>>>

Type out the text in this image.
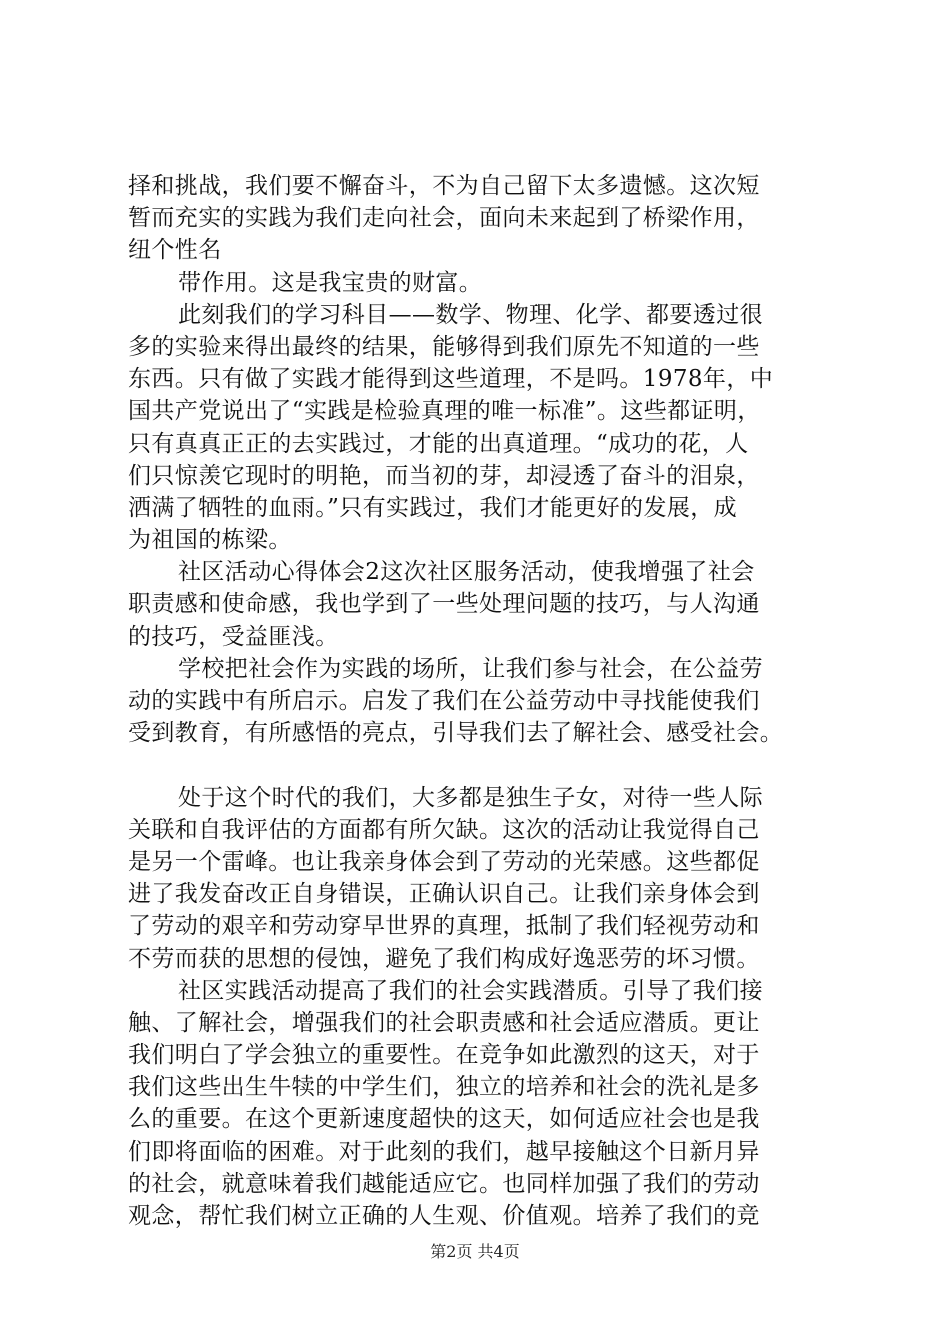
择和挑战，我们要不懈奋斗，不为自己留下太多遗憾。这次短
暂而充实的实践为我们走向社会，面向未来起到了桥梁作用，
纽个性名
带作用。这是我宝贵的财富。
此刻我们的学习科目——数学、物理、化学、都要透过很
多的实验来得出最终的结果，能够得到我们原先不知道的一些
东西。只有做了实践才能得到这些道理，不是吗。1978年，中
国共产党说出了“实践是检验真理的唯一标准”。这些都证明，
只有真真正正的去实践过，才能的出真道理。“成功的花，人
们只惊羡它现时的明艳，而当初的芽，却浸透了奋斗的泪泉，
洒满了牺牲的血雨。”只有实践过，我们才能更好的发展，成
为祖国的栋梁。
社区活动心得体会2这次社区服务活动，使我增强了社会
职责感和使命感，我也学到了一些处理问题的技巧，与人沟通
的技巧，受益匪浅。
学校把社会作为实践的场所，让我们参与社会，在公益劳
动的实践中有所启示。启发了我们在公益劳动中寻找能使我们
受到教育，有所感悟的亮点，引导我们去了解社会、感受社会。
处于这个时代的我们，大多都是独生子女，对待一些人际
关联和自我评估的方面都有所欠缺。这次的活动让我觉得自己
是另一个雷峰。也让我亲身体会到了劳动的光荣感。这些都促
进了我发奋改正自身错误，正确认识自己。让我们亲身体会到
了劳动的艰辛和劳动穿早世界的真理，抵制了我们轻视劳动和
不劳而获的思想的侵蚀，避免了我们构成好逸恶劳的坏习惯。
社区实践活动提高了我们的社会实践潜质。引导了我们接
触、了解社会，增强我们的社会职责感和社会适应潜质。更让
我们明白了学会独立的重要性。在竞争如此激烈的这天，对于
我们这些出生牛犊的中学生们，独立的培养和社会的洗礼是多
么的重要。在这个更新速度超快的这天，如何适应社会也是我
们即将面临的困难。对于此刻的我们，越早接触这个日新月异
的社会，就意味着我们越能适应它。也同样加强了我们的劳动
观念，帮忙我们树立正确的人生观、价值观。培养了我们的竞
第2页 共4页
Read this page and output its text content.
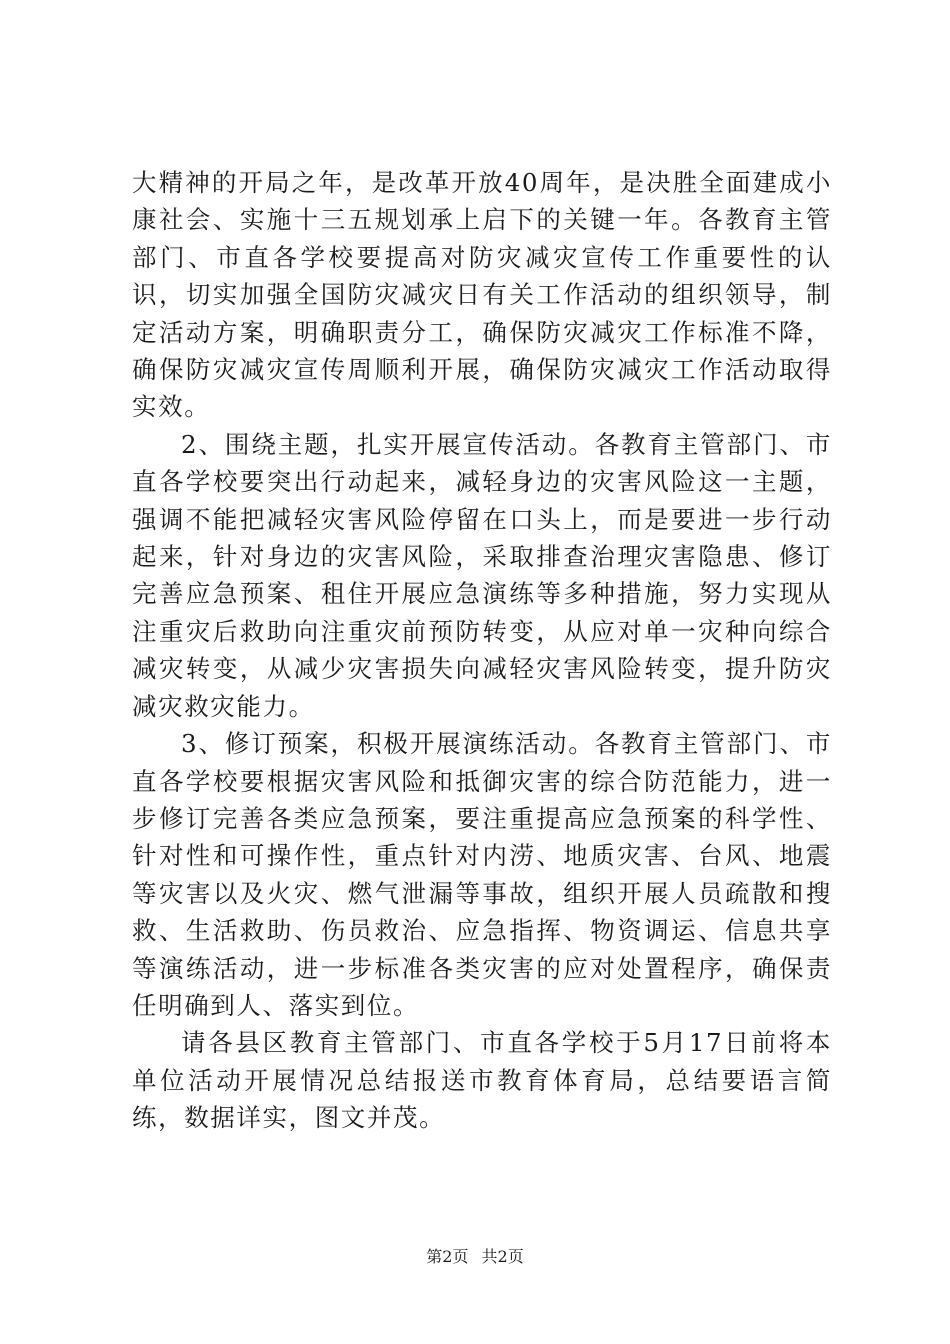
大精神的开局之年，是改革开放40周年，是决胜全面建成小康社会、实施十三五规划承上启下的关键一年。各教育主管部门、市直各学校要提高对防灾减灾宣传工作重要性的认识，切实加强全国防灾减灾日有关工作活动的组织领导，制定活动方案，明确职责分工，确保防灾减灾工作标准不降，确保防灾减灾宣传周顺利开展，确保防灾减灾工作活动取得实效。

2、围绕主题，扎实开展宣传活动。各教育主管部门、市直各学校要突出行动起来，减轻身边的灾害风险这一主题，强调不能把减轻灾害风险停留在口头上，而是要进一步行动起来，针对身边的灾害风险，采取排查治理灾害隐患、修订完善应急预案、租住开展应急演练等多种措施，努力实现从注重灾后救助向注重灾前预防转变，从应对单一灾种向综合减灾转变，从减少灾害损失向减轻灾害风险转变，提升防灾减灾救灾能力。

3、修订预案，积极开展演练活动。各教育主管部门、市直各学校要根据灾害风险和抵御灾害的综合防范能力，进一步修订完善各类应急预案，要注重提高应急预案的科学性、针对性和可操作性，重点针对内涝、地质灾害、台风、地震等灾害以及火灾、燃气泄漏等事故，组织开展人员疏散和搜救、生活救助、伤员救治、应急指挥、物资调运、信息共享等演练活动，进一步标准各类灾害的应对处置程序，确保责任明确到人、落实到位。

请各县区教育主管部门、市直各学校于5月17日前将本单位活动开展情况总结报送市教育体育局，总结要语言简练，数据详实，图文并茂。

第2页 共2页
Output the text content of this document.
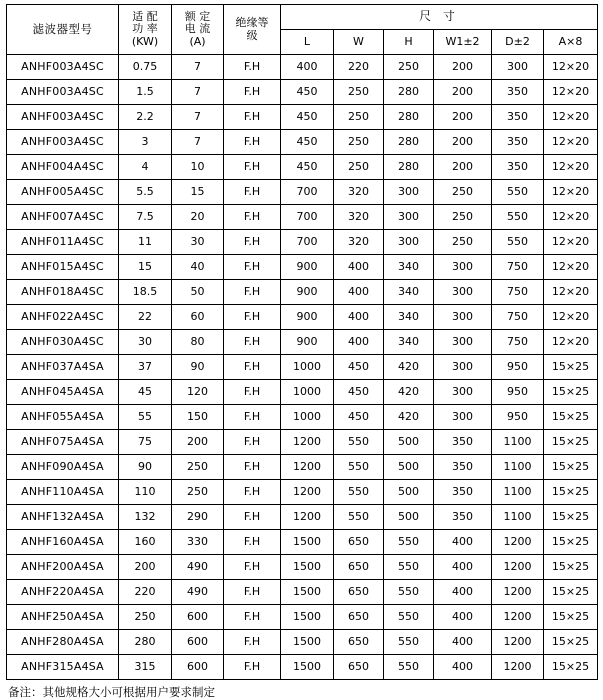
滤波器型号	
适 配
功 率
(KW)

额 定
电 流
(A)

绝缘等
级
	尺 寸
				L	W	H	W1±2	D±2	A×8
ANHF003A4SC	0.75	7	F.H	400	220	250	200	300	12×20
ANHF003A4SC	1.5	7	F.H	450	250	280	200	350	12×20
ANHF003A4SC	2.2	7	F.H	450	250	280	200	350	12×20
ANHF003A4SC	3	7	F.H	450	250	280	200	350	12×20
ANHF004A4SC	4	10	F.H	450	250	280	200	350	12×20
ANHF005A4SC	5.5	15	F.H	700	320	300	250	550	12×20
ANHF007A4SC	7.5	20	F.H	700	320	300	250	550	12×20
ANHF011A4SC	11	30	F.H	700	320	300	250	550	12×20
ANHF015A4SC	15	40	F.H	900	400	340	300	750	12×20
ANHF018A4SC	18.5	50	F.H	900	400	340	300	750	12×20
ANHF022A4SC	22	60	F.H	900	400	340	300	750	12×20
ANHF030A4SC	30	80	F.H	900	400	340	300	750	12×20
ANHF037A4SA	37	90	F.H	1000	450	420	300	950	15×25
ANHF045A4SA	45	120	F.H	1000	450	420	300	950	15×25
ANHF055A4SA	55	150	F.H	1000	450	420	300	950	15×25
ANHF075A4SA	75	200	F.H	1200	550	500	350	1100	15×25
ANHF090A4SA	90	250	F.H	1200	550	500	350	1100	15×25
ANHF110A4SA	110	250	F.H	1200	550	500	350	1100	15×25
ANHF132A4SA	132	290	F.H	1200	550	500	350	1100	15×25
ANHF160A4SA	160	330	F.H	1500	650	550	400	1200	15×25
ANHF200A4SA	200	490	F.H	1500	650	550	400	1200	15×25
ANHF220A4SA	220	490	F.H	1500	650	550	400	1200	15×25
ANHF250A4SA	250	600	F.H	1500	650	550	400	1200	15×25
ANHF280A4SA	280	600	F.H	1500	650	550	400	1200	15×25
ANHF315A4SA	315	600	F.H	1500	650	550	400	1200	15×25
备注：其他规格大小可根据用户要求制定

<<<

### The request:
Give back, word for word, the lines from the line that contains "Output the text content of this document." through the last line of the records, with no pictures and nothing else.

### Completed exercise:
Output the text content of this document.
滤波器型号	
适 配
功 率
(KW)

额 定
电 流
(A)

绝缘等
级
	尺 寸
				L	W	H	W1±2	D±2	A×8
ANHF003A4SC	0.75	7	F.H	400	220	250	200	300	12×20
ANHF003A4SC	1.5	7	F.H	450	250	280	200	350	12×20
ANHF003A4SC	2.2	7	F.H	450	250	280	200	350	12×20
ANHF003A4SC	3	7	F.H	450	250	280	200	350	12×20
ANHF004A4SC	4	10	F.H	450	250	280	200	350	12×20
ANHF005A4SC	5.5	15	F.H	700	320	300	250	550	12×20
ANHF007A4SC	7.5	20	F.H	700	320	300	250	550	12×20
ANHF011A4SC	11	30	F.H	700	320	300	250	550	12×20
ANHF015A4SC	15	40	F.H	900	400	340	300	750	12×20
ANHF018A4SC	18.5	50	F.H	900	400	340	300	750	12×20
ANHF022A4SC	22	60	F.H	900	400	340	300	750	12×20
ANHF030A4SC	30	80	F.H	900	400	340	300	750	12×20
ANHF037A4SA	37	90	F.H	1000	450	420	300	950	15×25
ANHF045A4SA	45	120	F.H	1000	450	420	300	950	15×25
ANHF055A4SA	55	150	F.H	1000	450	420	300	950	15×25
ANHF075A4SA	75	200	F.H	1200	550	500	350	1100	15×25
ANHF090A4SA	90	250	F.H	1200	550	500	350	1100	15×25
ANHF110A4SA	110	250	F.H	1200	550	500	350	1100	15×25
ANHF132A4SA	132	290	F.H	1200	550	500	350	1100	15×25
ANHF160A4SA	160	330	F.H	1500	650	550	400	1200	15×25
ANHF200A4SA	200	490	F.H	1500	650	550	400	1200	15×25
ANHF220A4SA	220	490	F.H	1500	650	550	400	1200	15×25
ANHF250A4SA	250	600	F.H	1500	650	550	400	1200	15×25
ANHF280A4SA	280	600	F.H	1500	650	550	400	1200	15×25
ANHF315A4SA	315	600	F.H	1500	650	550	400	1200	15×25
备注：其他规格大小可根据用户要求制定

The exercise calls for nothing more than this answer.